---------- DATA ----------

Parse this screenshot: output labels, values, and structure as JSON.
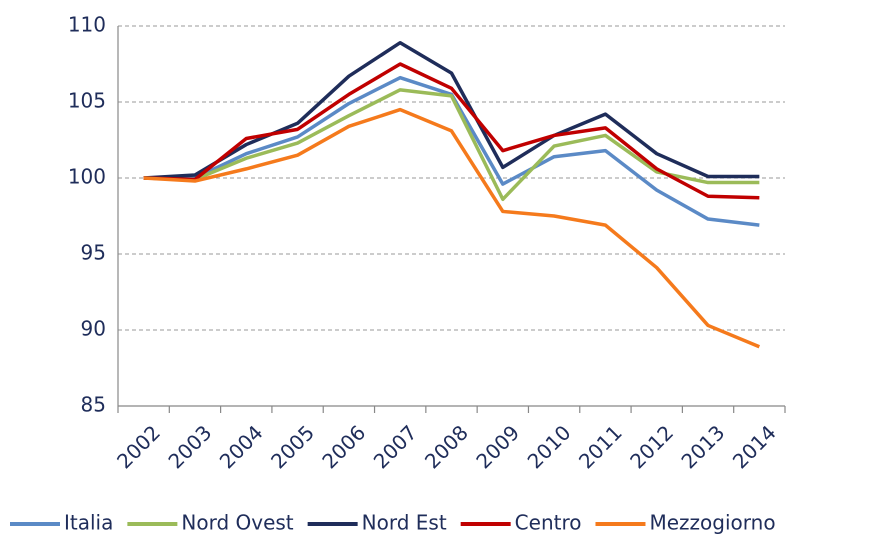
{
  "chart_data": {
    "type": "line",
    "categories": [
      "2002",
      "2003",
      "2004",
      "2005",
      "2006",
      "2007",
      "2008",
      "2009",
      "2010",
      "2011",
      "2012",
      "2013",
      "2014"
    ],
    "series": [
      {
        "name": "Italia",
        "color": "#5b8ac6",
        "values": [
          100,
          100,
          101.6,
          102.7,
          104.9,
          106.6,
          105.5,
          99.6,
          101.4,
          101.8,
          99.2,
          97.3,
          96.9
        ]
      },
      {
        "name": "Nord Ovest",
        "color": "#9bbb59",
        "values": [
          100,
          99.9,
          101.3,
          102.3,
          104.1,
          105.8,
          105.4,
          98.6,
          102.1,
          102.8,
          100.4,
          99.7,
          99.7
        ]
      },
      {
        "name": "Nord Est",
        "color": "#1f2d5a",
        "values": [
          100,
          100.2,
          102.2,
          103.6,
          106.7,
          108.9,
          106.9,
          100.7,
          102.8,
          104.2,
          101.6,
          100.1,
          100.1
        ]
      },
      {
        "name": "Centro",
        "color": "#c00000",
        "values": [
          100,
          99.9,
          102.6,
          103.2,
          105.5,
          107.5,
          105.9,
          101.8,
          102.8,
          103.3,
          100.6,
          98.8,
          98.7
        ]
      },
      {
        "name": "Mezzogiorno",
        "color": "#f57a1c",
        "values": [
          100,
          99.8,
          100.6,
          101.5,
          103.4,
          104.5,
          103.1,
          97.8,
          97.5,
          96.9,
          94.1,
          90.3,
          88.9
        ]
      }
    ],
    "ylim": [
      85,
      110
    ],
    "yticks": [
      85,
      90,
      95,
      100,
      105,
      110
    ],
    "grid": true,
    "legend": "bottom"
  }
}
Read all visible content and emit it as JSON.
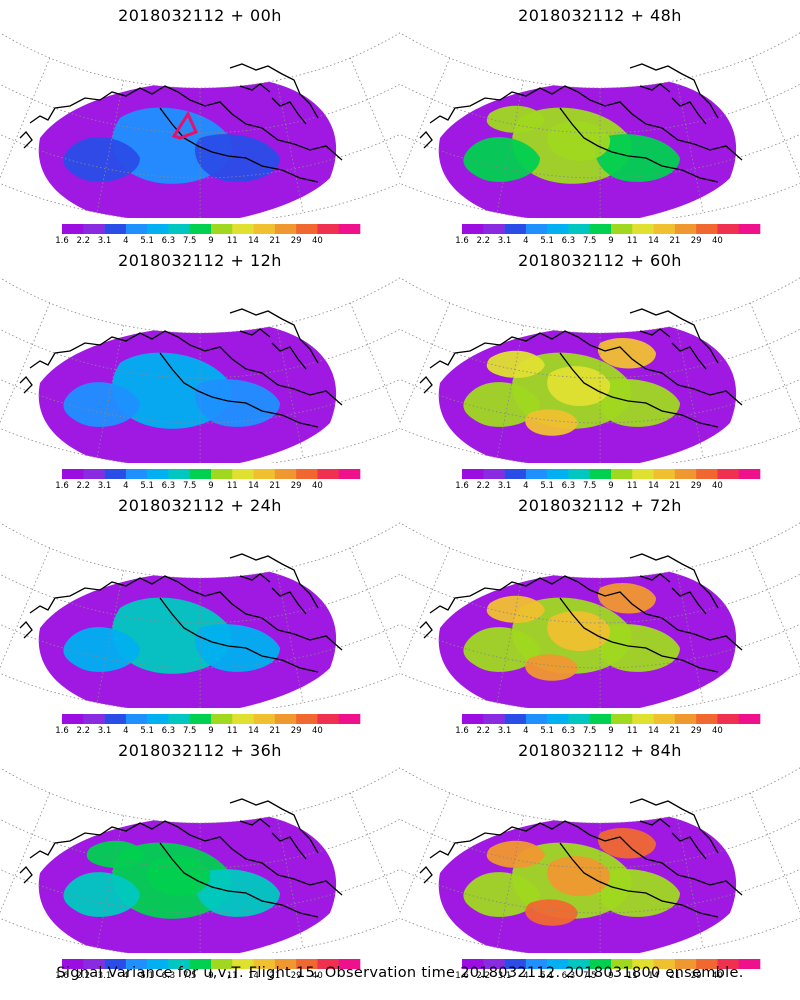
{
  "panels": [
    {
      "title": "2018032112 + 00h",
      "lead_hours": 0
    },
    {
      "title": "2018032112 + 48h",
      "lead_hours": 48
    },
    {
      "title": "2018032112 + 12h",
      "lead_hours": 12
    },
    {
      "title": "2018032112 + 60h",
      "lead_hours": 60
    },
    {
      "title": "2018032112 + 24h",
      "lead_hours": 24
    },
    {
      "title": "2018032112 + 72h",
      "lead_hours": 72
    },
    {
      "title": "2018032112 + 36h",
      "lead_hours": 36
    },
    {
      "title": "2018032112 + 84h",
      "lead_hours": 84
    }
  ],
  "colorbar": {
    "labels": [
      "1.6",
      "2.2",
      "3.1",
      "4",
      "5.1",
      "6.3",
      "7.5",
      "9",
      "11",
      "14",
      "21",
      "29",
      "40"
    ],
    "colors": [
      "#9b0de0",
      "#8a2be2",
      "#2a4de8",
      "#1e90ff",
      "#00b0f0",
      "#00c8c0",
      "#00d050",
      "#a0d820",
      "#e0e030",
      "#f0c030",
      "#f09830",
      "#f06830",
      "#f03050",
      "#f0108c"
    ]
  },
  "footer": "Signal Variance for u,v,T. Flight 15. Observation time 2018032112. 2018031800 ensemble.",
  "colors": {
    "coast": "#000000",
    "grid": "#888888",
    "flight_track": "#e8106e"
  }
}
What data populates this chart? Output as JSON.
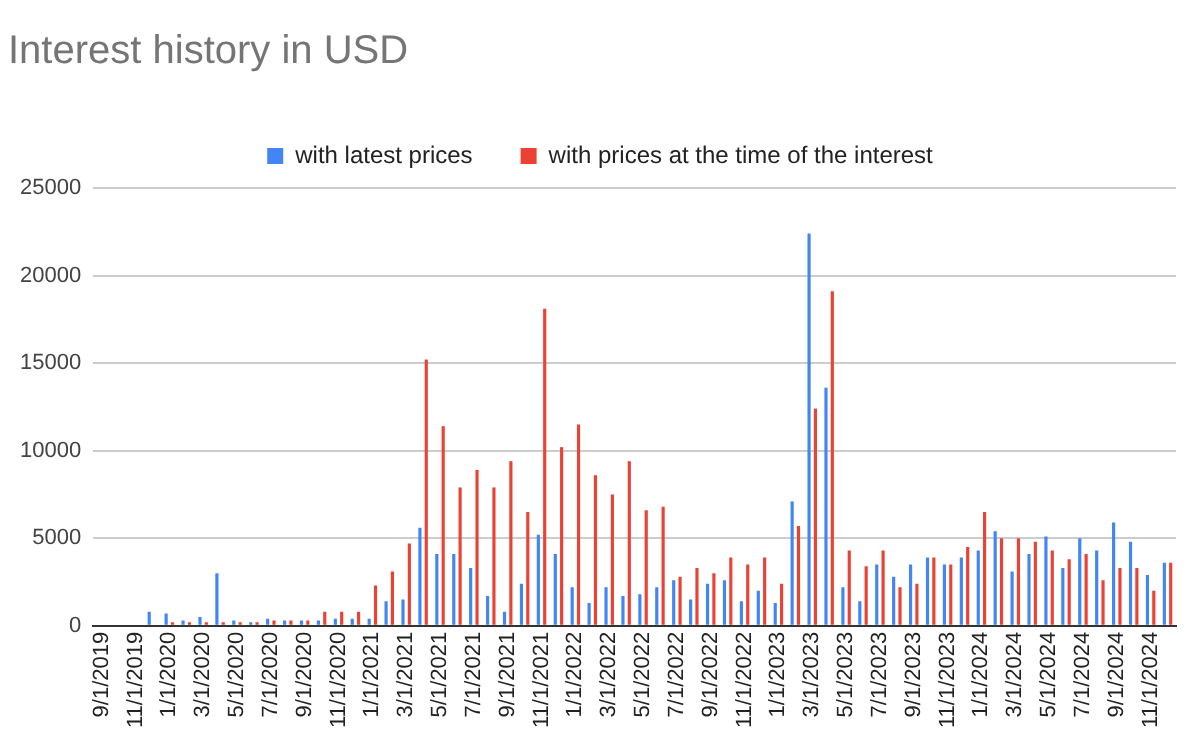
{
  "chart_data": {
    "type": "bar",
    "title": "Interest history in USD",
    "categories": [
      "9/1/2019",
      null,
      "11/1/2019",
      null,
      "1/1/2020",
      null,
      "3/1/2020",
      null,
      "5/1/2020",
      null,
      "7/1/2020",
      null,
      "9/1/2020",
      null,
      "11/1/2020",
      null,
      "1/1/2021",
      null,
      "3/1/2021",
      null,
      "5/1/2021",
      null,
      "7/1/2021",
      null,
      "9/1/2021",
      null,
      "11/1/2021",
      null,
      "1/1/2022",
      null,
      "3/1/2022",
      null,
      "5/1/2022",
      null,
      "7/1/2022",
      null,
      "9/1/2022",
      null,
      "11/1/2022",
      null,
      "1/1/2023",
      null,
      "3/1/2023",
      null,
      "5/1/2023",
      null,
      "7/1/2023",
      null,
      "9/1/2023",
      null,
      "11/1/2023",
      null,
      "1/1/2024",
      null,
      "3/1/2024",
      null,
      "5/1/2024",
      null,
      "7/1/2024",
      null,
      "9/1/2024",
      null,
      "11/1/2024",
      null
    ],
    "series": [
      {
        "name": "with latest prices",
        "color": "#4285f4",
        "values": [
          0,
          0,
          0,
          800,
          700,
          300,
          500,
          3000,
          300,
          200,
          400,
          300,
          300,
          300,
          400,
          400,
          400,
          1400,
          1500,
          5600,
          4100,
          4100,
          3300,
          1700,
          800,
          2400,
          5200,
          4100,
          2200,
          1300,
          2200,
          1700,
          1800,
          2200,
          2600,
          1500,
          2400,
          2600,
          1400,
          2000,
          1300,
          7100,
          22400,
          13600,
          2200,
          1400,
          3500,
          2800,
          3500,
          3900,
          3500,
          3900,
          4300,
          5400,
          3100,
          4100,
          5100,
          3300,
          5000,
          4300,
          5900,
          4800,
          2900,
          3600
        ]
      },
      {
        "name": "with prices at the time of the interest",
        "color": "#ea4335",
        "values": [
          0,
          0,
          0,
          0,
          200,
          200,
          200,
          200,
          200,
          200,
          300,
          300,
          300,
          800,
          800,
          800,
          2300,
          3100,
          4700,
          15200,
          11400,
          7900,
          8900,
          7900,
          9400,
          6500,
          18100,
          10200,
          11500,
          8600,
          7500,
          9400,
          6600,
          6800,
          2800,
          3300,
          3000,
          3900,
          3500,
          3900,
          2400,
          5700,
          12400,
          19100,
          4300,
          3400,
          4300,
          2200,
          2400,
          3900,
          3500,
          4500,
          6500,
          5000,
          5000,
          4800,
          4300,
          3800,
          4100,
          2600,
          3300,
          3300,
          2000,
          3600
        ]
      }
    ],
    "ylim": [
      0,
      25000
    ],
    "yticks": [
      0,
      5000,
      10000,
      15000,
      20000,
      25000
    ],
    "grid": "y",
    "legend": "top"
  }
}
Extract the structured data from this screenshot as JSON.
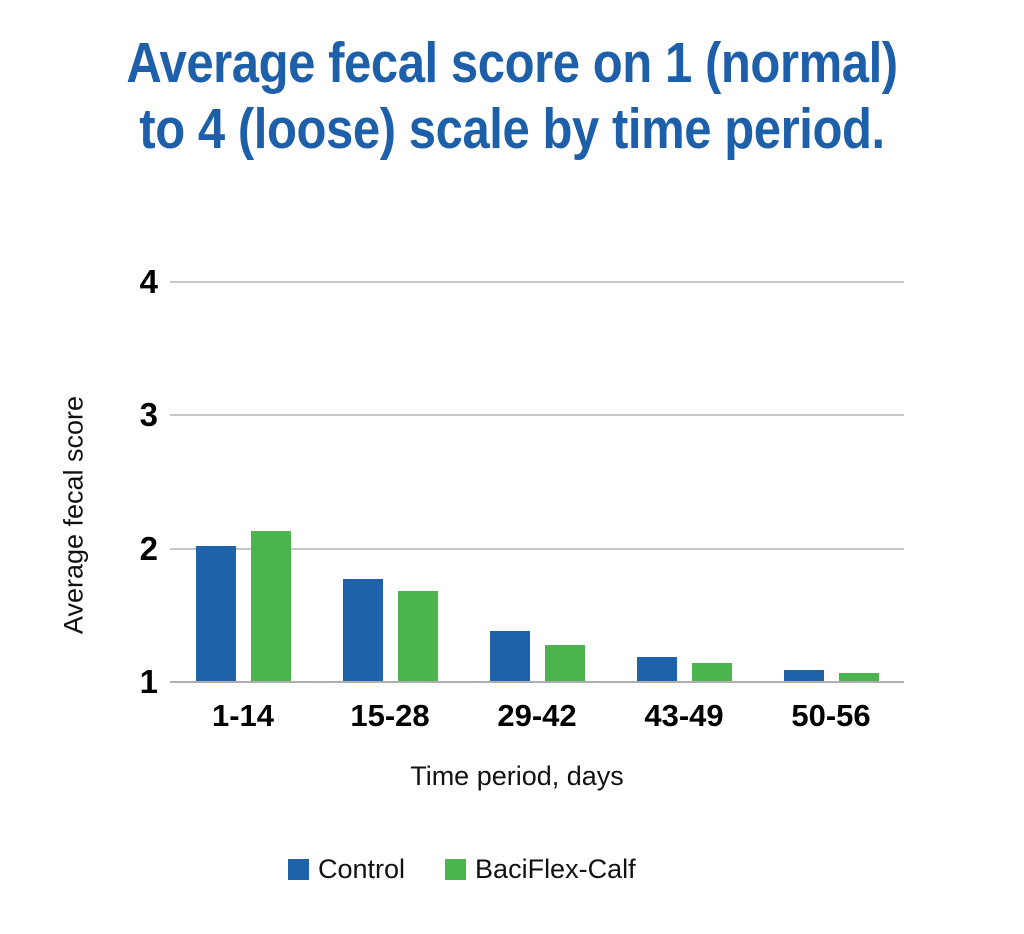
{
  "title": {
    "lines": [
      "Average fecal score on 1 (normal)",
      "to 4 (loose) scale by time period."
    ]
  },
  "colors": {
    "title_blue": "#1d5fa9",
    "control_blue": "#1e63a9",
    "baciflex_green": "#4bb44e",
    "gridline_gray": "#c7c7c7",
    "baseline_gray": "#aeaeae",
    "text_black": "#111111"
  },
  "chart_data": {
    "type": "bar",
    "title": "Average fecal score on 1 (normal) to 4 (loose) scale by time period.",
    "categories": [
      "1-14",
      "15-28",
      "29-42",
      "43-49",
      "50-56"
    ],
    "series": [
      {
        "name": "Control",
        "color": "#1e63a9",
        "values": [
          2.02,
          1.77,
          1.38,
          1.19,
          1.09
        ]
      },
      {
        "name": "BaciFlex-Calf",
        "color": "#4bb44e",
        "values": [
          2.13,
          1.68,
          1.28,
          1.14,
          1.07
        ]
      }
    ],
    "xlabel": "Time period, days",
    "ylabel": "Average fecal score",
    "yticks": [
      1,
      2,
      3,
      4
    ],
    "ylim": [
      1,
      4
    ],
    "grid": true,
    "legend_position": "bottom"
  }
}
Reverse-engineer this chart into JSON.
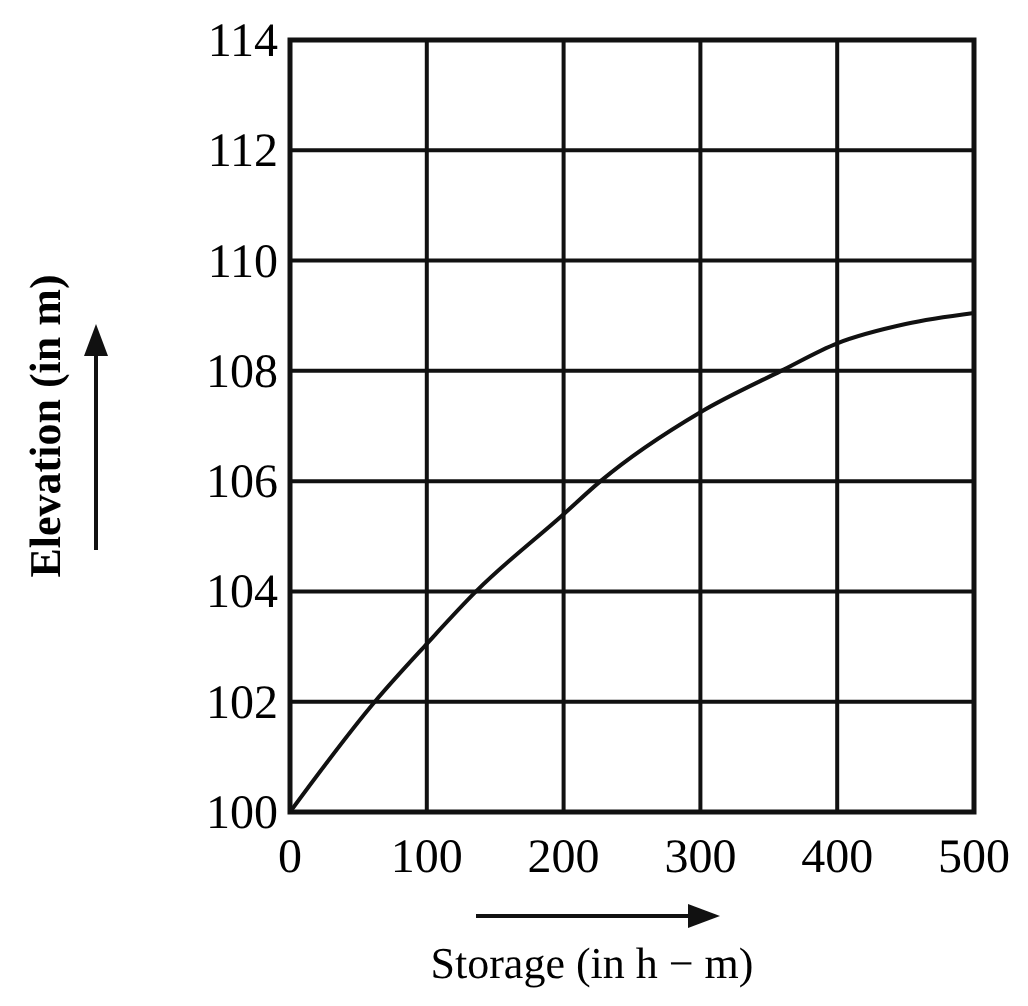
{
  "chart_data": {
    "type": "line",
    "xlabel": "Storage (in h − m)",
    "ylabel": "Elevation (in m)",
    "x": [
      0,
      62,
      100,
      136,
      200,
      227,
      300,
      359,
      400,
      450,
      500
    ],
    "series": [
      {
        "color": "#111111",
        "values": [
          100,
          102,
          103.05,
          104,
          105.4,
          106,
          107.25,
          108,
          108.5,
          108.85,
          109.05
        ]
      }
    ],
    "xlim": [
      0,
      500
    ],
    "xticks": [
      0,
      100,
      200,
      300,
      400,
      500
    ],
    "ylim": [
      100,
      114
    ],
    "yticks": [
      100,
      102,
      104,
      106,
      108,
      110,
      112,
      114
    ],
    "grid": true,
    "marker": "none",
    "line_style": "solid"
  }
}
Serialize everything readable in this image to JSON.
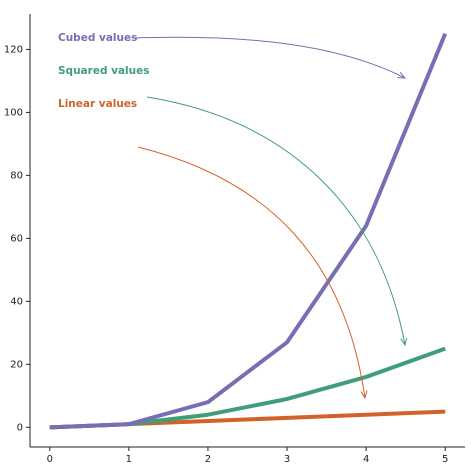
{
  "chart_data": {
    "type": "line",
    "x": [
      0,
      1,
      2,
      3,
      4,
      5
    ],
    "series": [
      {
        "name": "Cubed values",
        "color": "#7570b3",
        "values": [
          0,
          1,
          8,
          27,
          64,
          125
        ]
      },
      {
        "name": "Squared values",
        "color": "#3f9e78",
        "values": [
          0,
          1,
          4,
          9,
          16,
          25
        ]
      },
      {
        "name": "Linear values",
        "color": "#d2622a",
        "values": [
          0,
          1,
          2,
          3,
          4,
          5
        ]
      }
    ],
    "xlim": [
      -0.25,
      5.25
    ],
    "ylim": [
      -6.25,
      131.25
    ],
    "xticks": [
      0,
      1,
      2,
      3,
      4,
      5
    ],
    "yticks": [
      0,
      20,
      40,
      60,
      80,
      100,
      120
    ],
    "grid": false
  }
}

----------

[TASK TO CARRY OUT]
Look for the word "normal" and return every line where it occurs.

[TASK ANSWER]
      "Average fecal score on 1 (normal)",
    "title": "Average fecal score on 1 (normal) to 4 (loose) scale by time period.",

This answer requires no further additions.